[begin Input data]

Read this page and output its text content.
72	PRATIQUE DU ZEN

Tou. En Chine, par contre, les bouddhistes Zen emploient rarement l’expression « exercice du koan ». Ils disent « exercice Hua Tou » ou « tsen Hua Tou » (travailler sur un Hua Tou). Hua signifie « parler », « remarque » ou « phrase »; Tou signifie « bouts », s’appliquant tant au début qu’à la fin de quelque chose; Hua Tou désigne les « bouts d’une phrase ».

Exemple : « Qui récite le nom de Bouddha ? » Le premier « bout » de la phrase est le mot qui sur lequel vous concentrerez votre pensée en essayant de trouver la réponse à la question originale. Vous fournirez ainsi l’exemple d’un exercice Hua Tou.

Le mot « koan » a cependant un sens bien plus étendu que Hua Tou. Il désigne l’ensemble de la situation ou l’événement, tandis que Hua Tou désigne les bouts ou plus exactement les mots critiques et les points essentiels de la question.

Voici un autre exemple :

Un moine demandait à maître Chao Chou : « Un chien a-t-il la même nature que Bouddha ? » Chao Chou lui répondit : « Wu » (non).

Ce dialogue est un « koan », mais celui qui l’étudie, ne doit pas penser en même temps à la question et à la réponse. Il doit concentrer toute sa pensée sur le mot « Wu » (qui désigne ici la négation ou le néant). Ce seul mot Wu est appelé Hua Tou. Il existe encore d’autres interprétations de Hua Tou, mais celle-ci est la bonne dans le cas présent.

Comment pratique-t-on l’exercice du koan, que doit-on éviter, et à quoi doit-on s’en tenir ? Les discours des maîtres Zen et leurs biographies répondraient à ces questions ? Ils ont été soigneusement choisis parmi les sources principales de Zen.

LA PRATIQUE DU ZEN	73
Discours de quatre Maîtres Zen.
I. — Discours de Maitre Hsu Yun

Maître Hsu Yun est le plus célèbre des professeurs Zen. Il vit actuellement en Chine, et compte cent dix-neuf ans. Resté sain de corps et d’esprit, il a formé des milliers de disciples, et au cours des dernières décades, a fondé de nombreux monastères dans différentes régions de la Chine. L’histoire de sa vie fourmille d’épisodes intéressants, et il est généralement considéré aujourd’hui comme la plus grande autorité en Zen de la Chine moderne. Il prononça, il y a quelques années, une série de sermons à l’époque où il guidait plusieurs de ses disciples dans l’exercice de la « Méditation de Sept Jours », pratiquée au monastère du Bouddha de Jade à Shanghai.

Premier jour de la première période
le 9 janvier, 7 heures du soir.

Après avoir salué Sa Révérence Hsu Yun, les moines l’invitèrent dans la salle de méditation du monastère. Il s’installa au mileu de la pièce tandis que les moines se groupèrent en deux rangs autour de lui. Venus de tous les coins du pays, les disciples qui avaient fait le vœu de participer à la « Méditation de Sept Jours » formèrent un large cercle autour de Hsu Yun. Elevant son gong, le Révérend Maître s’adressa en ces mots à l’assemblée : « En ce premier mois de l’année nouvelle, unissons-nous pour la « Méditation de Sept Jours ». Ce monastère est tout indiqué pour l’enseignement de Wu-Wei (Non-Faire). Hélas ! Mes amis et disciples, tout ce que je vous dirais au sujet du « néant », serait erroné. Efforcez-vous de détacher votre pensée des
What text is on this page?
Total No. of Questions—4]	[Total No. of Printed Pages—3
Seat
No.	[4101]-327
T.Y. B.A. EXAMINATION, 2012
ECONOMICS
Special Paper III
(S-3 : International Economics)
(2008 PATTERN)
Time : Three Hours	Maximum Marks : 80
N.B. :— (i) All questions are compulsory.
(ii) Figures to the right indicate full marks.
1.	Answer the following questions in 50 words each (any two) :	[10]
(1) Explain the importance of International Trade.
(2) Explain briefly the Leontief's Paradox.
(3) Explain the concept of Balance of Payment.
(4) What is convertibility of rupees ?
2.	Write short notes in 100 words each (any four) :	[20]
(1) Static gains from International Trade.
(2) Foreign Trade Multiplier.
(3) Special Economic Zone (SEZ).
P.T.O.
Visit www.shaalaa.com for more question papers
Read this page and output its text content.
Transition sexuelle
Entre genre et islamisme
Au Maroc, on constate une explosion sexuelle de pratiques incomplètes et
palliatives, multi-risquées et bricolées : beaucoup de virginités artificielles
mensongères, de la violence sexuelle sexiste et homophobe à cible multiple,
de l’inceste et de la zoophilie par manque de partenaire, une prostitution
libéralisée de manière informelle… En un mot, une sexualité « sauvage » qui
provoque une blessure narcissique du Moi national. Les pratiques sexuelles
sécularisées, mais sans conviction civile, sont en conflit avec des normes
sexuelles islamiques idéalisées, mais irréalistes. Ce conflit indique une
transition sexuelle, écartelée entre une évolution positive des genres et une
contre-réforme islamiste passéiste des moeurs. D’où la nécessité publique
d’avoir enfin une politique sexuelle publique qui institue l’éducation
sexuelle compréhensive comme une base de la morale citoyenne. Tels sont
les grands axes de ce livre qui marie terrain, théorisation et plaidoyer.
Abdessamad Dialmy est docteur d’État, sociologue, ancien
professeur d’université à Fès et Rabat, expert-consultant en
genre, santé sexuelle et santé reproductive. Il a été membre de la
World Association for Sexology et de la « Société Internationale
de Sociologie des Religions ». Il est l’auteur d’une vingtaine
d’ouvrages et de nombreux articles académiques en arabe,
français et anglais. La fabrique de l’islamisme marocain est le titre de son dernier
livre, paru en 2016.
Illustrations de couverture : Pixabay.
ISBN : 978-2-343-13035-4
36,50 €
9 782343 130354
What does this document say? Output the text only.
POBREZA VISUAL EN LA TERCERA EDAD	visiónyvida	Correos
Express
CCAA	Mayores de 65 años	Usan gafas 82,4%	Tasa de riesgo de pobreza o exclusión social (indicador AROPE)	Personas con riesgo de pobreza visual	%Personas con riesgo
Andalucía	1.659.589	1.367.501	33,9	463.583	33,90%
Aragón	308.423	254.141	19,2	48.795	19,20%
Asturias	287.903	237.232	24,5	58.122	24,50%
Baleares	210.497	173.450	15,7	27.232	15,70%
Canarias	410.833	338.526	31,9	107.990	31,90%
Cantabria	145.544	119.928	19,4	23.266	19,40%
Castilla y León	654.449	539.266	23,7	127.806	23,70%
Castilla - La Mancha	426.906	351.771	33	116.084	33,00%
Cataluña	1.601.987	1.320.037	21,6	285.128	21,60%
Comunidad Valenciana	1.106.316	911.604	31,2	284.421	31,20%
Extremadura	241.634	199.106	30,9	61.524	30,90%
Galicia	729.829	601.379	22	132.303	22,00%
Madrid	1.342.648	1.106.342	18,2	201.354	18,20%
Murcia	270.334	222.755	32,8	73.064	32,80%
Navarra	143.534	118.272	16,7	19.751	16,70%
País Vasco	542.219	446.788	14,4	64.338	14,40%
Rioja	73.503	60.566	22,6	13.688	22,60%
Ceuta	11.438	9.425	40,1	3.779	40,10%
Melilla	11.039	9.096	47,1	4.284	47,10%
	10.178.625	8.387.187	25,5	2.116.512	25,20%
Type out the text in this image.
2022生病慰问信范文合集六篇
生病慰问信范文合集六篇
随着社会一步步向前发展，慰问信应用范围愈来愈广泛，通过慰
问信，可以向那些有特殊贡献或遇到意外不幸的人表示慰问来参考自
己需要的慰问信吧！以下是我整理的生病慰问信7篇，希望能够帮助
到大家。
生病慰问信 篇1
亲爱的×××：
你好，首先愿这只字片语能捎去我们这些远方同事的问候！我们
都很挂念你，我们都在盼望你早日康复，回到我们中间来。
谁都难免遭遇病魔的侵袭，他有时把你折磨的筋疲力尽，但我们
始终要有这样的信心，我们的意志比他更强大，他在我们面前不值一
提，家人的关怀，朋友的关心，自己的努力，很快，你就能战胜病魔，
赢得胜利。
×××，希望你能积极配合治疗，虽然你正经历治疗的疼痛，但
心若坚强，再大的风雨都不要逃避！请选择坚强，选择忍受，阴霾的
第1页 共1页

[end Input data]

(Exercise objective) Everything from the line containing "Type out the text in this image." through the final line of the listing, inclusive, must be reproduced exactly; leave out the rest.

(Exercise response)
Type out the text in this image.
2022生病慰问信范文合集六篇
生病慰问信范文合集六篇
随着社会一步步向前发展，慰问信应用范围愈来愈广泛，通过慰
问信，可以向那些有特殊贡献或遇到意外不幸的人表示慰问来参考自
己需要的慰问信吧！以下是我整理的生病慰问信7篇，希望能够帮助
到大家。
生病慰问信 篇1
亲爱的×××：
你好，首先愿这只字片语能捎去我们这些远方同事的问候！我们
都很挂念你，我们都在盼望你早日康复，回到我们中间来。
谁都难免遭遇病魔的侵袭，他有时把你折磨的筋疲力尽，但我们
始终要有这样的信心，我们的意志比他更强大，他在我们面前不值一
提，家人的关怀，朋友的关心，自己的努力，很快，你就能战胜病魔，
赢得胜利。
×××，希望你能积极配合治疗，虽然你正经历治疗的疼痛，但
心若坚强，再大的风雨都不要逃避！请选择坚强，选择忍受，阴霾的
第1页 共1页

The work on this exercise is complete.